Keep only the lines of the listing that include the word "Land", and copy them.
* * *
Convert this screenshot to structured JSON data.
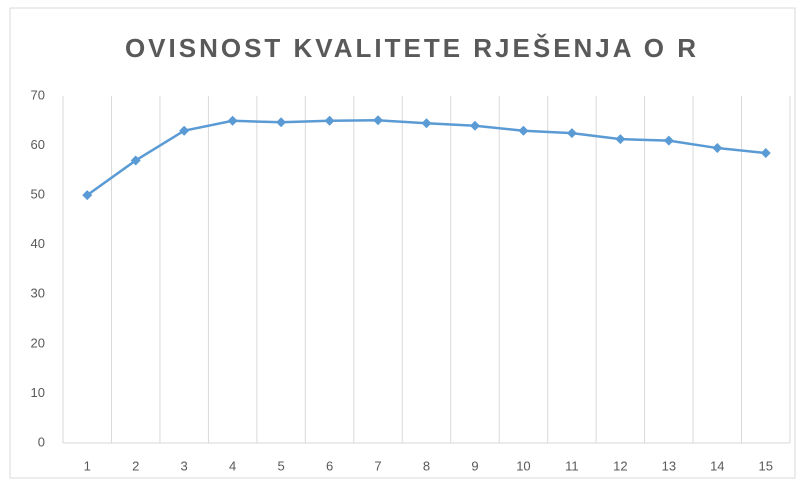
{
  "chart_data": {
    "type": "line",
    "title": "OVISNOST KVALITETE RJEŠENJA O R",
    "categories": [
      1,
      2,
      3,
      4,
      5,
      6,
      7,
      8,
      9,
      10,
      11,
      12,
      13,
      14,
      15
    ],
    "series": [
      {
        "color": "#5b9bd5",
        "values": [
          50,
          57,
          63,
          65,
          64.7,
          65,
          65.1,
          64.5,
          64,
          63,
          62.5,
          61.3,
          61,
          59.5,
          58.5
        ]
      }
    ],
    "ylim": [
      0,
      70
    ],
    "yticks": [
      0,
      10,
      20,
      30,
      40,
      50,
      60,
      70
    ],
    "grid": true
  }
}
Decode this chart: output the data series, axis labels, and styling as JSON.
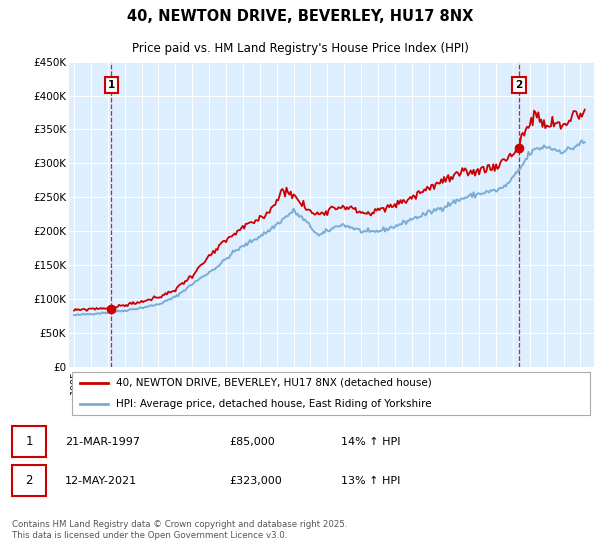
{
  "title": "40, NEWTON DRIVE, BEVERLEY, HU17 8NX",
  "subtitle": "Price paid vs. HM Land Registry's House Price Index (HPI)",
  "footnote": "Contains HM Land Registry data © Crown copyright and database right 2025.\nThis data is licensed under the Open Government Licence v3.0.",
  "legend_line1": "40, NEWTON DRIVE, BEVERLEY, HU17 8NX (detached house)",
  "legend_line2": "HPI: Average price, detached house, East Riding of Yorkshire",
  "marker1_date": "21-MAR-1997",
  "marker1_price": "£85,000",
  "marker1_hpi": "14% ↑ HPI",
  "marker2_date": "12-MAY-2021",
  "marker2_price": "£323,000",
  "marker2_hpi": "13% ↑ HPI",
  "red_color": "#cc0000",
  "blue_color": "#7aadd4",
  "bg_color": "#ddeeff",
  "grid_color": "#ffffff",
  "ylim": [
    0,
    450000
  ],
  "yticks": [
    0,
    50000,
    100000,
    150000,
    200000,
    250000,
    300000,
    350000,
    400000,
    450000
  ],
  "ytick_labels": [
    "£0",
    "£50K",
    "£100K",
    "£150K",
    "£200K",
    "£250K",
    "£300K",
    "£350K",
    "£400K",
    "£450K"
  ],
  "sale1_year": 1997.21,
  "sale1_value": 85000,
  "sale2_year": 2021.37,
  "sale2_value": 323000,
  "xlim_min": 1994.7,
  "xlim_max": 2025.8
}
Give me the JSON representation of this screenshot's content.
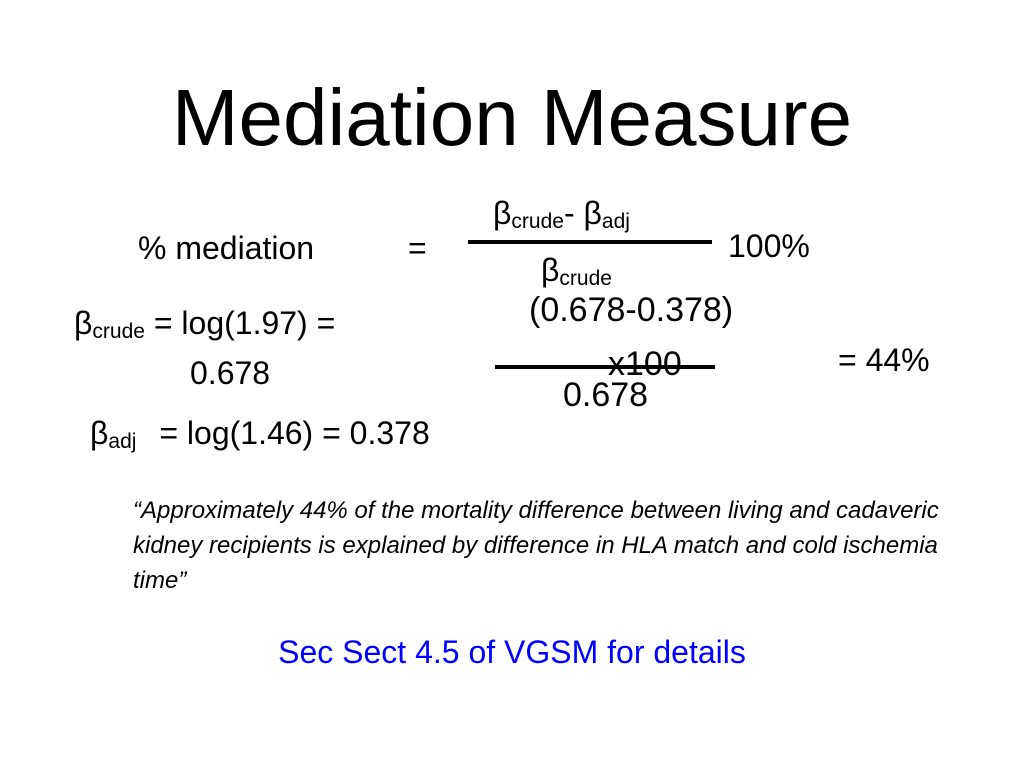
{
  "slide": {
    "title": "Mediation Measure",
    "formula": {
      "lhs_label": "% mediation",
      "equals": "=",
      "beta": "β",
      "crude_sub": "crude",
      "adj_sub": "adj",
      "minus": "-",
      "multiplier": "100%"
    },
    "beta_crude_line": {
      "beta": "β",
      "sub": "crude",
      "expr": "= log(1.97) =",
      "value": "0.678"
    },
    "beta_adj_line": {
      "beta": "β",
      "sub": "adj",
      "expr": "= log(1.46) = 0.378"
    },
    "calc": {
      "numerator": "(0.678-0.378)",
      "x100": "x100",
      "denominator": "0.678",
      "result": "= 44%"
    },
    "quote": {
      "open": "“",
      "text": "Approximately 44% of the mortality difference between living and cadaveric kidney recipients is explained by difference in HLA match and cold ischemia time",
      "close": "”"
    },
    "link_text": "Sec Sect 4.5 of VGSM for details",
    "colors": {
      "background": "#ffffff",
      "text": "#000000",
      "link": "#0000ff"
    }
  }
}
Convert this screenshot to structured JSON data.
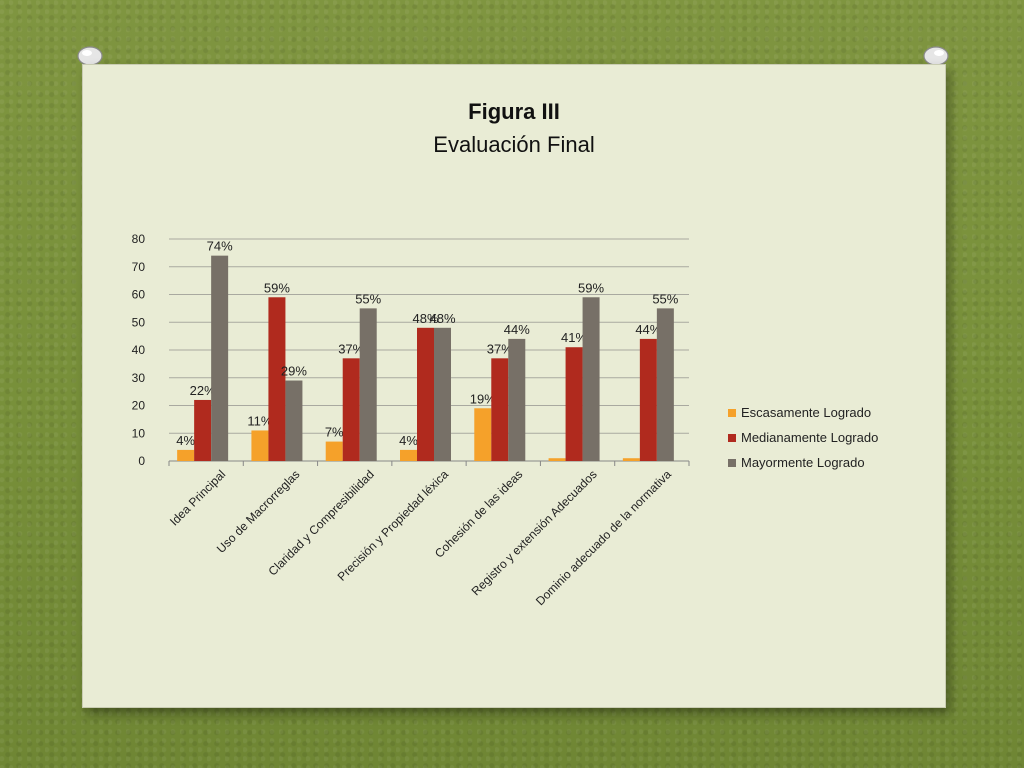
{
  "chart_data": {
    "type": "bar",
    "title": "Figura  III",
    "subtitle": "Evaluación Final",
    "categories": [
      "Idea Principal",
      "Uso de Macrorreglas",
      "Claridad y Compresibilidad",
      "Precisión  y Propiedad léxica",
      "Cohesión de las ideas",
      "Registro y extensión Adecuados",
      "Dominio adecuado de la normativa"
    ],
    "series": [
      {
        "name": "Escasamente Logrado",
        "color": "#f5a12a",
        "values": [
          4,
          11,
          7,
          4,
          19,
          1,
          1
        ],
        "labels": [
          "4%",
          "11%",
          "7%",
          "4%",
          "19%",
          "",
          ""
        ]
      },
      {
        "name": "Medianamente Logrado",
        "color": "#b02a1e",
        "values": [
          22,
          59,
          37,
          48,
          37,
          41,
          44
        ],
        "labels": [
          "22%",
          "59%",
          "37%",
          "48%",
          "37%",
          "41%",
          "44%"
        ]
      },
      {
        "name": "Mayormente Logrado",
        "color": "#777067",
        "values": [
          74,
          29,
          55,
          48,
          44,
          59,
          55
        ],
        "labels": [
          "74%",
          "29%",
          "55%",
          "48%",
          "44%",
          "59%",
          "55%"
        ]
      }
    ],
    "ylim": [
      0,
      80
    ],
    "yticks": [
      "0",
      "10",
      "20",
      "30",
      "40",
      "50",
      "60",
      "70",
      "80"
    ],
    "grid": true,
    "legend": "right"
  }
}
* * *
■ **THE ANSWER**
  "subtitle": "Price paid vs. HM Land Registry's House Price Index (HPI)",
  "footnote": "Contains HM Land Registry data © Crown copyright and database right 2025.\nThis data is licensed under the Open Government Licence v3.0.",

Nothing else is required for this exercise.